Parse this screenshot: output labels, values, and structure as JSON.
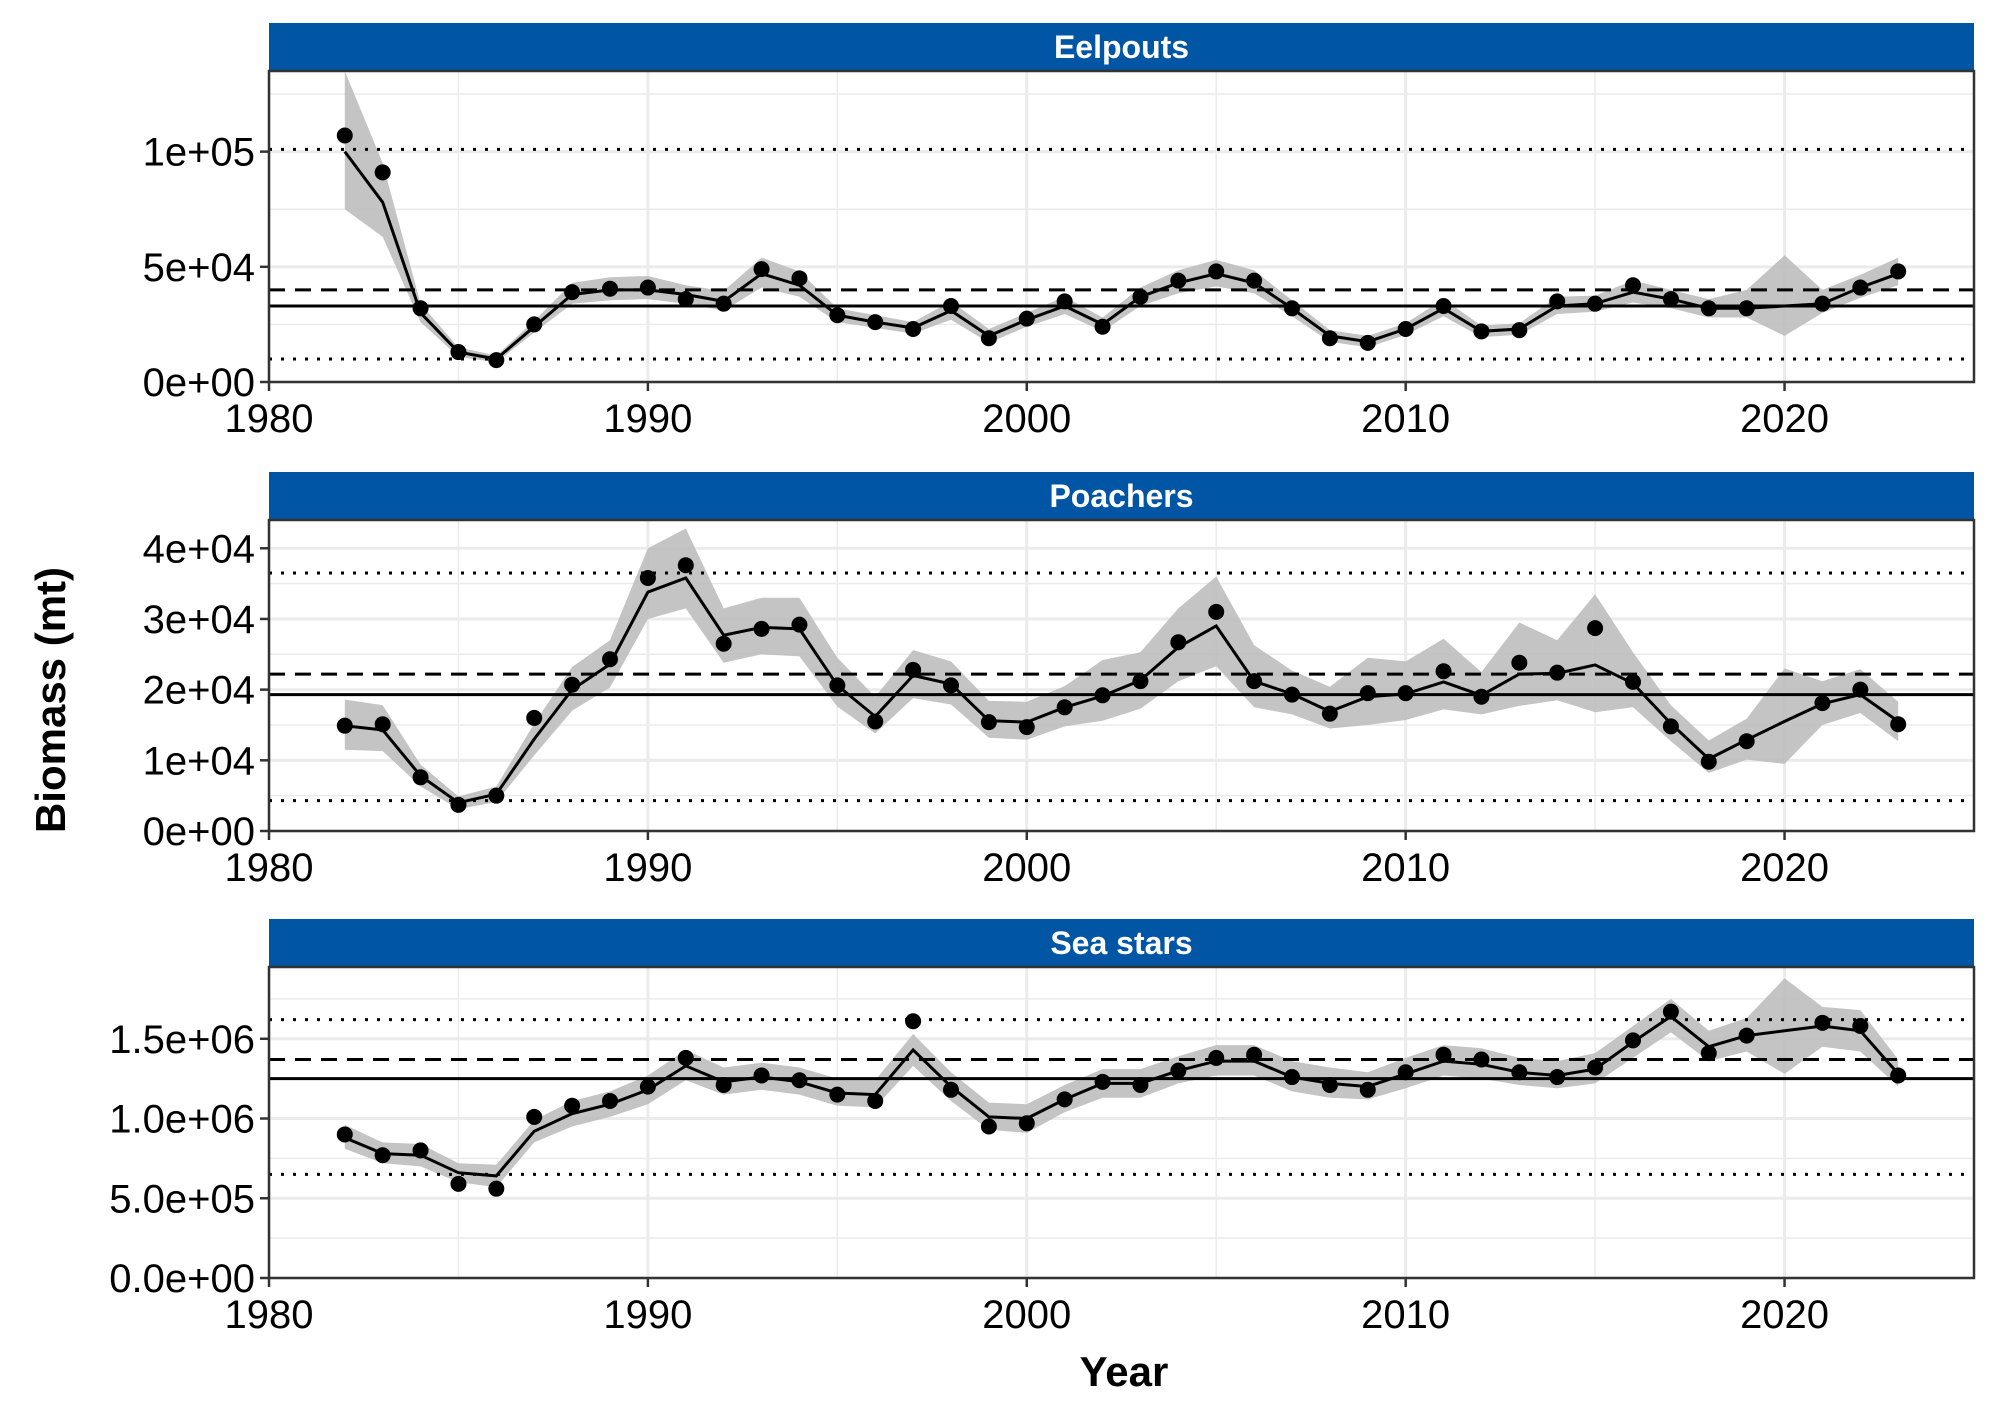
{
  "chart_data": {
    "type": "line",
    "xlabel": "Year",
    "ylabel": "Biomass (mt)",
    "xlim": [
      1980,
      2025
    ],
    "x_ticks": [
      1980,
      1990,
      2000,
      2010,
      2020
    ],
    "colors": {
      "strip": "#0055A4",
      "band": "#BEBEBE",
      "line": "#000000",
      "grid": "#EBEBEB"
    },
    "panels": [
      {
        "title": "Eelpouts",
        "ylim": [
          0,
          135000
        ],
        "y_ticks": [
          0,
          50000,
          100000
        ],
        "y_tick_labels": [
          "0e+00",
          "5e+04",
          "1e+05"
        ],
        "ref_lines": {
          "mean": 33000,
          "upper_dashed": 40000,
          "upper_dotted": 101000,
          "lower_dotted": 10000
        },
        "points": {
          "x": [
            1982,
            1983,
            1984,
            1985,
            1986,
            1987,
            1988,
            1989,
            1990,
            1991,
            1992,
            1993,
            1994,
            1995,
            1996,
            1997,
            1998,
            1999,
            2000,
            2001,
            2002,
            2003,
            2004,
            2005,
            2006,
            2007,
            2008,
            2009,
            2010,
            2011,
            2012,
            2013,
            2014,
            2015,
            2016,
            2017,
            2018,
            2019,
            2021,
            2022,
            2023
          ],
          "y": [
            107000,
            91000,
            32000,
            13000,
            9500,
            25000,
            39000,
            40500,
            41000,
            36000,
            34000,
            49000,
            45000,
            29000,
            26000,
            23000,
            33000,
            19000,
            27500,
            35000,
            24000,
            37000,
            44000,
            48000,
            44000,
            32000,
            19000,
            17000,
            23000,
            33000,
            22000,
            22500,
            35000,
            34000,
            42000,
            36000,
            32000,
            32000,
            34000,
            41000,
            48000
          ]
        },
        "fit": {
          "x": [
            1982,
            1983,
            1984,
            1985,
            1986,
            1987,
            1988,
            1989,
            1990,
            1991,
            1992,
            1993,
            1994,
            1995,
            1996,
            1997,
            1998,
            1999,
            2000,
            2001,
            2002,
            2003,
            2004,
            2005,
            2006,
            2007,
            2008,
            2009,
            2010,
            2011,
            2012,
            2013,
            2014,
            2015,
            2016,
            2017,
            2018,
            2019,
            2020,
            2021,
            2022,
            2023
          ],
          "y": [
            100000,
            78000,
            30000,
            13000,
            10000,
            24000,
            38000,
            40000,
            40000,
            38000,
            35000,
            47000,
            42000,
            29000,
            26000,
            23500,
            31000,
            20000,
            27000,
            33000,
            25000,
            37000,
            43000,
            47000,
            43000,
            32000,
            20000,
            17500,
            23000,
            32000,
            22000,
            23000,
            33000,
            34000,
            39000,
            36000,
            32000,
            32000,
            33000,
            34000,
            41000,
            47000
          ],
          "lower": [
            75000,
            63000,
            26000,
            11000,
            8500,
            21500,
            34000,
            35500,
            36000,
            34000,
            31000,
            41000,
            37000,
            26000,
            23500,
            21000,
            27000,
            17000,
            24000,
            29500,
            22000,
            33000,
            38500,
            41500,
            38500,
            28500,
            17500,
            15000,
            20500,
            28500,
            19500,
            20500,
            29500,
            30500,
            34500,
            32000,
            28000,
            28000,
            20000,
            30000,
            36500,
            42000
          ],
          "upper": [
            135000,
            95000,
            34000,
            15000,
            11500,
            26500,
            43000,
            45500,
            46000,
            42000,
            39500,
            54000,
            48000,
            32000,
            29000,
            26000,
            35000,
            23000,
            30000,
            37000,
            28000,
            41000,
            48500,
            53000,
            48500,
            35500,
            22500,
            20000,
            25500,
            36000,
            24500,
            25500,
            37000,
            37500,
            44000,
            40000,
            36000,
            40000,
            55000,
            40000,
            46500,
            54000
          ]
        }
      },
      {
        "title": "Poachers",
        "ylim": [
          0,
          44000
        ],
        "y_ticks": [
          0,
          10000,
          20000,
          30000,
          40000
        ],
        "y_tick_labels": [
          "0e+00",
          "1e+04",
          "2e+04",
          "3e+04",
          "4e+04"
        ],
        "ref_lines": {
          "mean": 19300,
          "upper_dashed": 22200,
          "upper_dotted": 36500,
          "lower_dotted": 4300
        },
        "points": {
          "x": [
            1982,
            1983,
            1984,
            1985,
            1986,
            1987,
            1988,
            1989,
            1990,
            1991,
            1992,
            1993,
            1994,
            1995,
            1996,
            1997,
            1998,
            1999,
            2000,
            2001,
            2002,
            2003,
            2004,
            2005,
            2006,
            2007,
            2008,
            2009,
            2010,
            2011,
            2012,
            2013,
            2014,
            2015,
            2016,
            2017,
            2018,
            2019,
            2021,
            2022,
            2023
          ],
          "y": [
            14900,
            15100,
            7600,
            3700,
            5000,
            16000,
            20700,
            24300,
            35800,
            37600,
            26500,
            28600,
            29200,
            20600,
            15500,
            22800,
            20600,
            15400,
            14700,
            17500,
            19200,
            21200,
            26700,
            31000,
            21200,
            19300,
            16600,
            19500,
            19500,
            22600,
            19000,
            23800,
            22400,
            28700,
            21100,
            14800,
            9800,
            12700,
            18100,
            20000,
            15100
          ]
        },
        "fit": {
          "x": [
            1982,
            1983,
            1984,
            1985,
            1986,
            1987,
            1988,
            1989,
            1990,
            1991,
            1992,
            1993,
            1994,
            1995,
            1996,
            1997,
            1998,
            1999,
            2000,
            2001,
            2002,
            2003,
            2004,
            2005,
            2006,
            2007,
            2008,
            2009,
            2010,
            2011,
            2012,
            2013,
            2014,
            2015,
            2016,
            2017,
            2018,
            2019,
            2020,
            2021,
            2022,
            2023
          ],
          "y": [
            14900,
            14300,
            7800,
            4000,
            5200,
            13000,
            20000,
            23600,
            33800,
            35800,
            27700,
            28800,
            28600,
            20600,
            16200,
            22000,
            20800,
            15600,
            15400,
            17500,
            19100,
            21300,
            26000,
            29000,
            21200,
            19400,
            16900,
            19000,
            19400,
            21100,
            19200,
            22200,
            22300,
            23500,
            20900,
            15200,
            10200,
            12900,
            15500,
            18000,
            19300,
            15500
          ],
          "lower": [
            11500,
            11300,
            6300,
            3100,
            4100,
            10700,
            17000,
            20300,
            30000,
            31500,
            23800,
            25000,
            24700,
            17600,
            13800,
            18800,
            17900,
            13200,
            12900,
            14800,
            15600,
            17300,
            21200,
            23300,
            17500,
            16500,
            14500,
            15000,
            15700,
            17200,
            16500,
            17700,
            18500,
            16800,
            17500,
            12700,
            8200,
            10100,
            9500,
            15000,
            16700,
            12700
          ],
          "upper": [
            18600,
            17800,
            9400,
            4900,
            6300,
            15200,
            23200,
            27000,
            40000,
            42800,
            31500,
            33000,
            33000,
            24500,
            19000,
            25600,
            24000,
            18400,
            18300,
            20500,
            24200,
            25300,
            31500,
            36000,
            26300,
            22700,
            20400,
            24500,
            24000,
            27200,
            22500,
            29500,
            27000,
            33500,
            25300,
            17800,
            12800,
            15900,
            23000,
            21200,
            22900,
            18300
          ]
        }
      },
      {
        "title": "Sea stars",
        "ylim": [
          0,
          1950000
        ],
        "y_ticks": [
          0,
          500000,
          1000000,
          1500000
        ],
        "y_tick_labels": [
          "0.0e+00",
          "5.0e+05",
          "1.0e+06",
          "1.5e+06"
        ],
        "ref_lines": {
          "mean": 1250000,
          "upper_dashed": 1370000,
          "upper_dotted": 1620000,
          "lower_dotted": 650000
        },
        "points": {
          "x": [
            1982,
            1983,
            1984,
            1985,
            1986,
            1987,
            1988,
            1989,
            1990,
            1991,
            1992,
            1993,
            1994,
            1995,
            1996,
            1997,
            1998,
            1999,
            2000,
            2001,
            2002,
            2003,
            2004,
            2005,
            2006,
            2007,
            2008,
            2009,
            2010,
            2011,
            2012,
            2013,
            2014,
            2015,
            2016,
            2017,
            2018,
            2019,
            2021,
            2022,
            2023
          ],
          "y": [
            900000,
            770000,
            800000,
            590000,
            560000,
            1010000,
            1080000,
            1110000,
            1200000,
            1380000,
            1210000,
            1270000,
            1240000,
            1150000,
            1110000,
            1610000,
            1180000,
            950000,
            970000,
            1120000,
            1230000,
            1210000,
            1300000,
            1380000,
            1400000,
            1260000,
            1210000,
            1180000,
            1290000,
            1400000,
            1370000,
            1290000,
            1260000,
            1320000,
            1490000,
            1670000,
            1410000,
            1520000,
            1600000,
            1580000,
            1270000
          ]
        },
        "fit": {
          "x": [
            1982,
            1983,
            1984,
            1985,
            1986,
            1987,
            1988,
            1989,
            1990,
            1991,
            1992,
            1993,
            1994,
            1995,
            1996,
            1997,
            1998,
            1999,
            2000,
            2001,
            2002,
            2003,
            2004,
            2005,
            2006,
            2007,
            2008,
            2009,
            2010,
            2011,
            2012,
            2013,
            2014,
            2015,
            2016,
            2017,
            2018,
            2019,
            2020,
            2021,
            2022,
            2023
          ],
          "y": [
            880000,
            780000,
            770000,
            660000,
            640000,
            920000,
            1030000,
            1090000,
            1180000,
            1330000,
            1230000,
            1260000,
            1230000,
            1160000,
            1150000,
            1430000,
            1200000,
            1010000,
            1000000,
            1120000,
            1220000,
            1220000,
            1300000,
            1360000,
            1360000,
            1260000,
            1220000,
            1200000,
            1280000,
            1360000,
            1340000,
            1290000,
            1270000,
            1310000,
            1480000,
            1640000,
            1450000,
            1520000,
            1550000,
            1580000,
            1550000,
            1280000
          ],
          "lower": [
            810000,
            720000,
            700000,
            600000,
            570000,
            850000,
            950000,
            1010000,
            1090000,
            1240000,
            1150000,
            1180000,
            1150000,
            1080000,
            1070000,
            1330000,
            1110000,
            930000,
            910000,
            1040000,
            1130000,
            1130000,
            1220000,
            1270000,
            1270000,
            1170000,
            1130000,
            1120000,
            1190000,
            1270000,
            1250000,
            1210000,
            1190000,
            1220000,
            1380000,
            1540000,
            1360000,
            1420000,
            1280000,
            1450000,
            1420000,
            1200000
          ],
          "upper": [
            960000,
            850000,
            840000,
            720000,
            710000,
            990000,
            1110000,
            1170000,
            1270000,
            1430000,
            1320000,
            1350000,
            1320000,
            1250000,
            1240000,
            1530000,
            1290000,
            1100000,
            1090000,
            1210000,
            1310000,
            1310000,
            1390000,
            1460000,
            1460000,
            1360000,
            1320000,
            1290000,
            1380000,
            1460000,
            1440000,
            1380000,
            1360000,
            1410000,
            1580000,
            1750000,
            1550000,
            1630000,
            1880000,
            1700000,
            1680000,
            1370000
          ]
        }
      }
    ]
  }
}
==
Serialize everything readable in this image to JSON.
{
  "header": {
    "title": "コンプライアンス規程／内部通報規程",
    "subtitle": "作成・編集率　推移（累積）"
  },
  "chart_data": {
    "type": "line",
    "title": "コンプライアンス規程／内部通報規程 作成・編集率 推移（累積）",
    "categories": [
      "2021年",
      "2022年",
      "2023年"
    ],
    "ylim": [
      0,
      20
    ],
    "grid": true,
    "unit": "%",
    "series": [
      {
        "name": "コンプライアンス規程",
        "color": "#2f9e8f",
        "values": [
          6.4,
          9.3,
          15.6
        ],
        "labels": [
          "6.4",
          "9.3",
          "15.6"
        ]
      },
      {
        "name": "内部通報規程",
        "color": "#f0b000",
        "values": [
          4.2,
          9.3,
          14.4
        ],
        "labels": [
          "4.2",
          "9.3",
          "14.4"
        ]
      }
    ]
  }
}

§ **TO DO**: Gather all the lines that include the word "コンプライアンス規程" and copy them out.

§ **RESULT OF THIS TASK**:
    "title": "コンプライアンス規程／内部通報規程",
    "title": "コンプライアンス規程／内部通報規程 作成・編集率 推移（累積）",
        "name": "コンプライアンス規程",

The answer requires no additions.